## Start Data
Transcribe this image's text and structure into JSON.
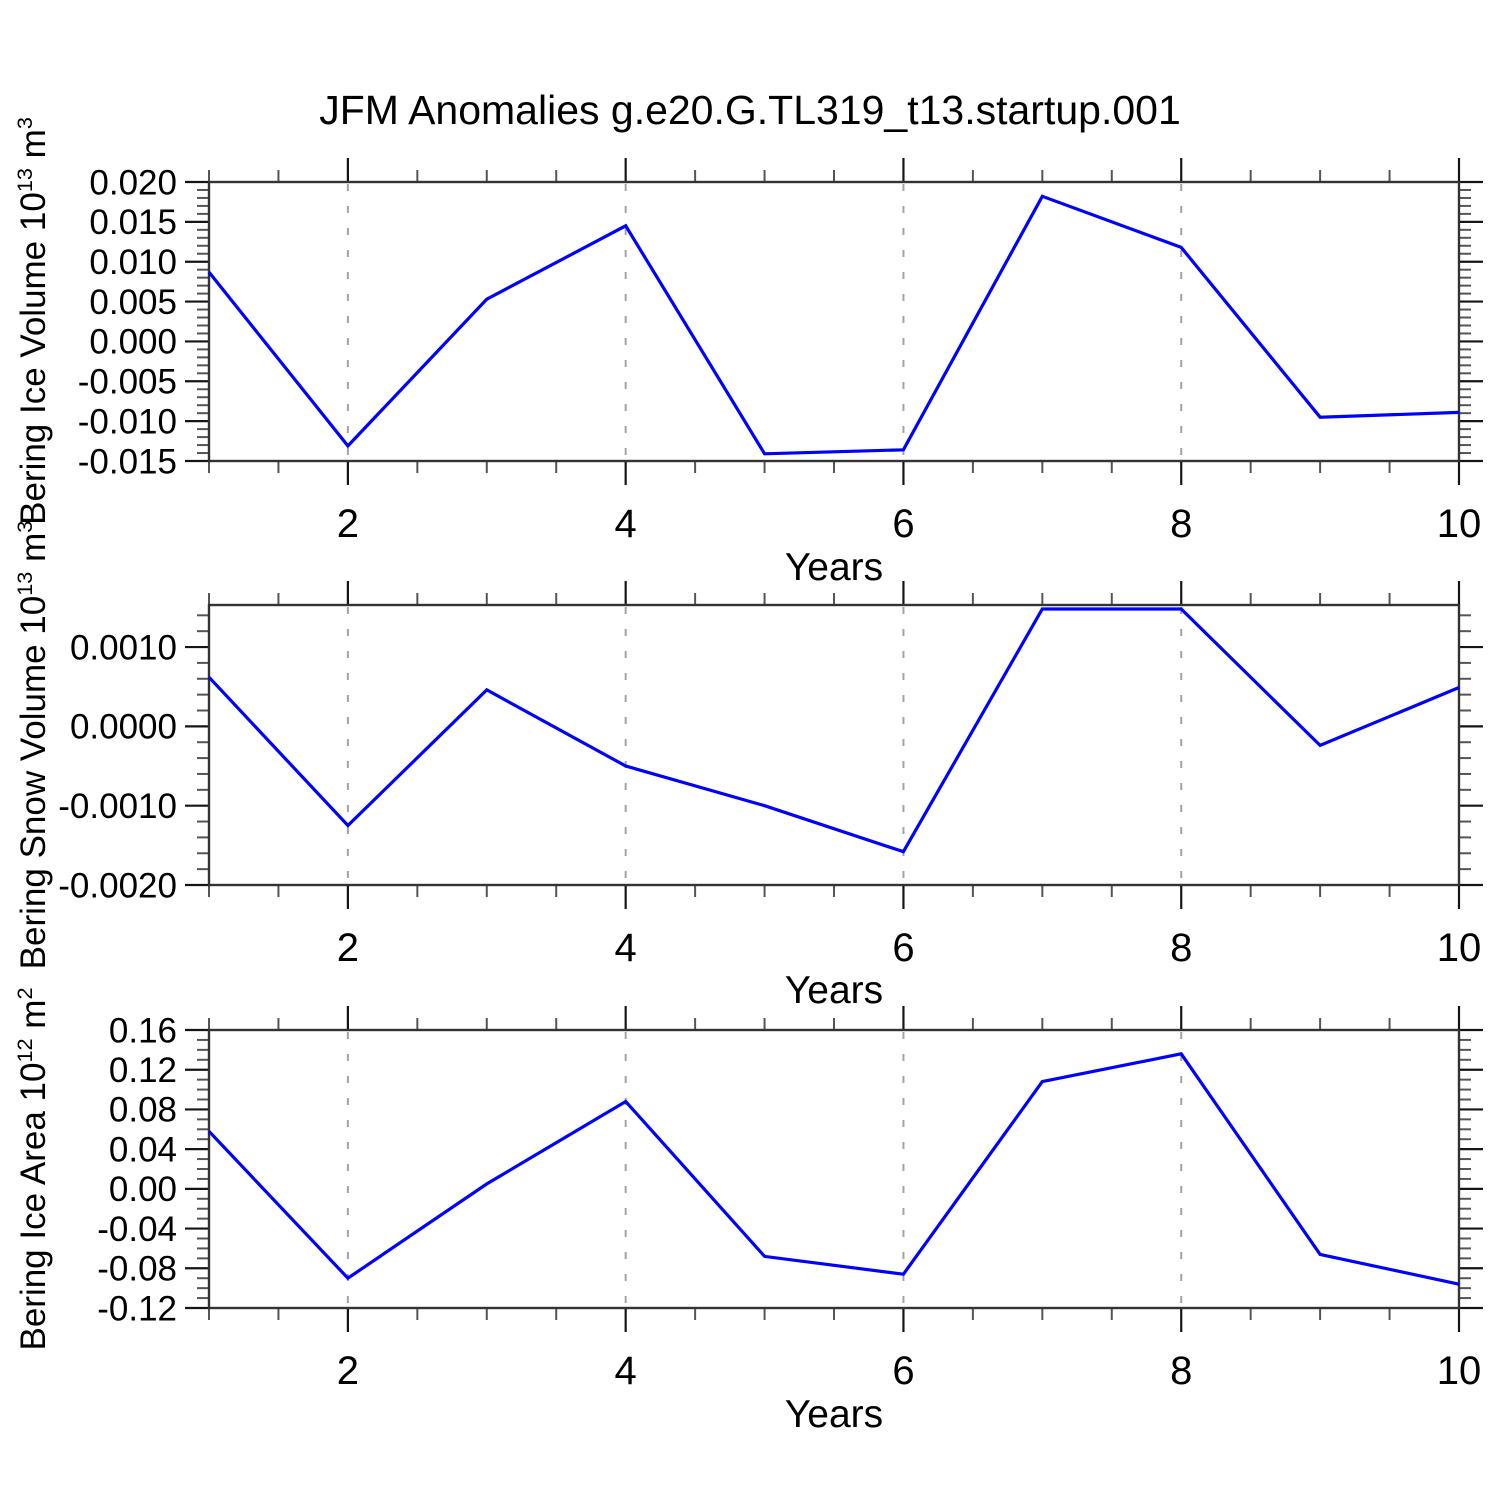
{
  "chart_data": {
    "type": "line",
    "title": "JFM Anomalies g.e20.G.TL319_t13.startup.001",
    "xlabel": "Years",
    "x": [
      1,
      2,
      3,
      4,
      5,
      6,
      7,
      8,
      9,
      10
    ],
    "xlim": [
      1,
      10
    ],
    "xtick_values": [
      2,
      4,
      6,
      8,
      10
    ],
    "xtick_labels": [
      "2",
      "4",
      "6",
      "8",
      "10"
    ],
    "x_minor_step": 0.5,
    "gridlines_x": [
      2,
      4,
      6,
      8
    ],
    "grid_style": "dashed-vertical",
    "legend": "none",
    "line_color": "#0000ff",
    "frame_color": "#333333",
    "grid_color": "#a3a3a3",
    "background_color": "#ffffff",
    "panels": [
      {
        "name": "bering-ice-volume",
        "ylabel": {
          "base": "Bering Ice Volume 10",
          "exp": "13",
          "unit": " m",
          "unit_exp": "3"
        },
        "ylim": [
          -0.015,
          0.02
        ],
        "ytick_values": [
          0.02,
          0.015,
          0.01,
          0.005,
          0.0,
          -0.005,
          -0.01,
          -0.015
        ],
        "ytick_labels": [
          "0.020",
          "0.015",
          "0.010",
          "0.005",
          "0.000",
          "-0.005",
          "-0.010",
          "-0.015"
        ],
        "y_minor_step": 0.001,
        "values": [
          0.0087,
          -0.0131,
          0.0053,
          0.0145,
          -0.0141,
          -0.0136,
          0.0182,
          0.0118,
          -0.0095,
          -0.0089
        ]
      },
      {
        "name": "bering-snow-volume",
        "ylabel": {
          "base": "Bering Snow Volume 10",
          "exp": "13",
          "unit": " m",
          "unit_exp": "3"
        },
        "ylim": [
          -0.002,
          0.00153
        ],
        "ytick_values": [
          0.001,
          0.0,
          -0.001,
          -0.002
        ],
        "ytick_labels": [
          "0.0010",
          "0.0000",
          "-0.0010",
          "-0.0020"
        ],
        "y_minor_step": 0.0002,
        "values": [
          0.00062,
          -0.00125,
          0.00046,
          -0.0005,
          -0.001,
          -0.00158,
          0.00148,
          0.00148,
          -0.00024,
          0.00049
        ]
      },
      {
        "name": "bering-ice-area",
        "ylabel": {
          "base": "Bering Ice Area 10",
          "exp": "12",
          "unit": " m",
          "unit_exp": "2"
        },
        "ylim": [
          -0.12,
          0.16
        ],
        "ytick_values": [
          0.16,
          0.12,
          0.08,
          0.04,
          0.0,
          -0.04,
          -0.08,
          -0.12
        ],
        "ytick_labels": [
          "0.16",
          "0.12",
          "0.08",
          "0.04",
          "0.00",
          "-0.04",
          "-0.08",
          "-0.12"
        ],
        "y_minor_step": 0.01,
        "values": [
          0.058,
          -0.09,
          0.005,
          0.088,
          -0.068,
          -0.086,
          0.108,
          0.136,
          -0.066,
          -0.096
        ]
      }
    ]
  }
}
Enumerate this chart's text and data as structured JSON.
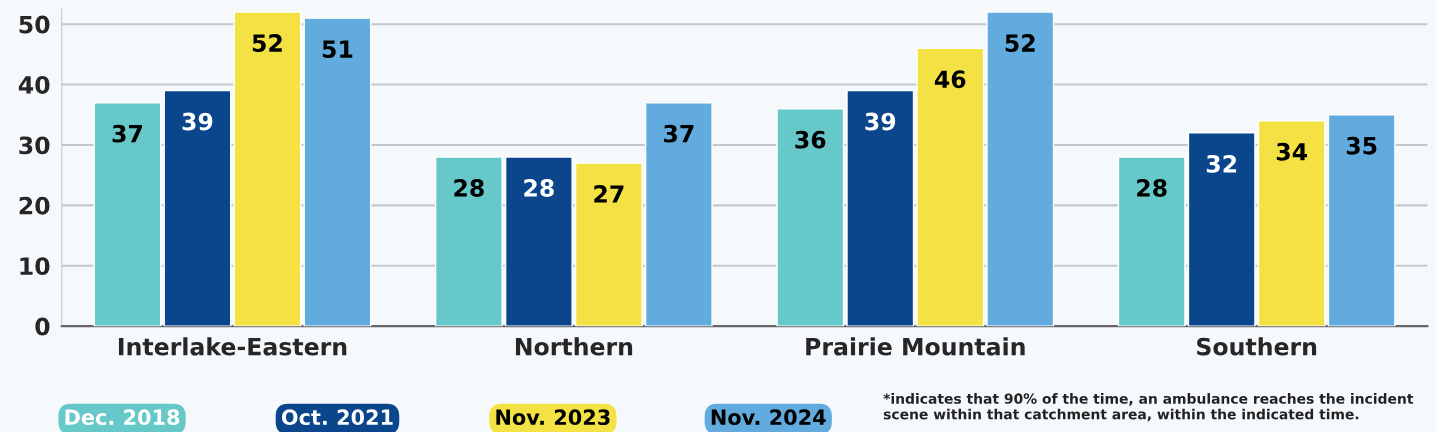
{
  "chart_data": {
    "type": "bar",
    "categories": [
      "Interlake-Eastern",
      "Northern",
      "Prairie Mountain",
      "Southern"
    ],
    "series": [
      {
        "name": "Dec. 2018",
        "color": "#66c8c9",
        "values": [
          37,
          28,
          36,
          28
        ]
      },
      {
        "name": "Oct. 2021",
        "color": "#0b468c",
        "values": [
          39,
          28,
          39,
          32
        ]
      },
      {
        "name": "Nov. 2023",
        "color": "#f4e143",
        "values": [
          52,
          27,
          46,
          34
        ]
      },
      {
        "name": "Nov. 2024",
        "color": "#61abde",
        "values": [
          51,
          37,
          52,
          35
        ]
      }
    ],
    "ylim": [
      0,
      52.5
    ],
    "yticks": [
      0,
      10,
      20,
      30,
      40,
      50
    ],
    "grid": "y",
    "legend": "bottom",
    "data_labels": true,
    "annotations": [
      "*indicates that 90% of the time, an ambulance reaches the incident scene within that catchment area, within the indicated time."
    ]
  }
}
## End Data
## What the exercise asks
Using the material above, set down every line exactly, but skip the pictures.

## Task response
Transcribe this image's text and structure into JSON.
{
  "chart_data": {
    "type": "line",
    "title": "JFM Anomalies g.e20.G.TL319_t13.startup.001",
    "xlabel": "Years",
    "x": [
      1,
      2,
      3,
      4,
      5,
      6,
      7,
      8,
      9,
      10
    ],
    "xlim": [
      1,
      10
    ],
    "xtick_values": [
      2,
      4,
      6,
      8,
      10
    ],
    "xtick_labels": [
      "2",
      "4",
      "6",
      "8",
      "10"
    ],
    "x_minor_step": 0.5,
    "gridlines_x": [
      2,
      4,
      6,
      8
    ],
    "grid_style": "dashed-vertical",
    "legend": "none",
    "line_color": "#0000ff",
    "frame_color": "#333333",
    "grid_color": "#a3a3a3",
    "background_color": "#ffffff",
    "panels": [
      {
        "name": "bering-ice-volume",
        "ylabel": {
          "base": "Bering Ice Volume 10",
          "exp": "13",
          "unit": " m",
          "unit_exp": "3"
        },
        "ylim": [
          -0.015,
          0.02
        ],
        "ytick_values": [
          0.02,
          0.015,
          0.01,
          0.005,
          0.0,
          -0.005,
          -0.01,
          -0.015
        ],
        "ytick_labels": [
          "0.020",
          "0.015",
          "0.010",
          "0.005",
          "0.000",
          "-0.005",
          "-0.010",
          "-0.015"
        ],
        "y_minor_step": 0.001,
        "values": [
          0.0087,
          -0.0131,
          0.0053,
          0.0145,
          -0.0141,
          -0.0136,
          0.0182,
          0.0118,
          -0.0095,
          -0.0089
        ]
      },
      {
        "name": "bering-snow-volume",
        "ylabel": {
          "base": "Bering Snow Volume 10",
          "exp": "13",
          "unit": " m",
          "unit_exp": "3"
        },
        "ylim": [
          -0.002,
          0.00153
        ],
        "ytick_values": [
          0.001,
          0.0,
          -0.001,
          -0.002
        ],
        "ytick_labels": [
          "0.0010",
          "0.0000",
          "-0.0010",
          "-0.0020"
        ],
        "y_minor_step": 0.0002,
        "values": [
          0.00062,
          -0.00125,
          0.00046,
          -0.0005,
          -0.001,
          -0.00158,
          0.00148,
          0.00148,
          -0.00024,
          0.00049
        ]
      },
      {
        "name": "bering-ice-area",
        "ylabel": {
          "base": "Bering Ice Area 10",
          "exp": "12",
          "unit": " m",
          "unit_exp": "2"
        },
        "ylim": [
          -0.12,
          0.16
        ],
        "ytick_values": [
          0.16,
          0.12,
          0.08,
          0.04,
          0.0,
          -0.04,
          -0.08,
          -0.12
        ],
        "ytick_labels": [
          "0.16",
          "0.12",
          "0.08",
          "0.04",
          "0.00",
          "-0.04",
          "-0.08",
          "-0.12"
        ],
        "y_minor_step": 0.01,
        "values": [
          0.058,
          -0.09,
          0.005,
          0.088,
          -0.068,
          -0.086,
          0.108,
          0.136,
          -0.066,
          -0.096
        ]
      }
    ]
  }
}
Enumerate this chart's text and data as structured JSON.
{
  "chart_data": {
    "type": "bar",
    "categories": [
      "Interlake-Eastern",
      "Northern",
      "Prairie Mountain",
      "Southern"
    ],
    "series": [
      {
        "name": "Dec. 2018",
        "color": "#66c8c9",
        "values": [
          37,
          28,
          36,
          28
        ]
      },
      {
        "name": "Oct. 2021",
        "color": "#0b468c",
        "values": [
          39,
          28,
          39,
          32
        ]
      },
      {
        "name": "Nov. 2023",
        "color": "#f4e143",
        "values": [
          52,
          27,
          46,
          34
        ]
      },
      {
        "name": "Nov. 2024",
        "color": "#61abde",
        "values": [
          51,
          37,
          52,
          35
        ]
      }
    ],
    "ylim": [
      0,
      52.5
    ],
    "yticks": [
      0,
      10,
      20,
      30,
      40,
      50
    ],
    "grid": "y",
    "legend": "bottom",
    "data_labels": true,
    "annotations": [
      "*indicates that 90% of the time, an ambulance reaches the incident scene within that catchment area, within the indicated time."
    ]
  }
}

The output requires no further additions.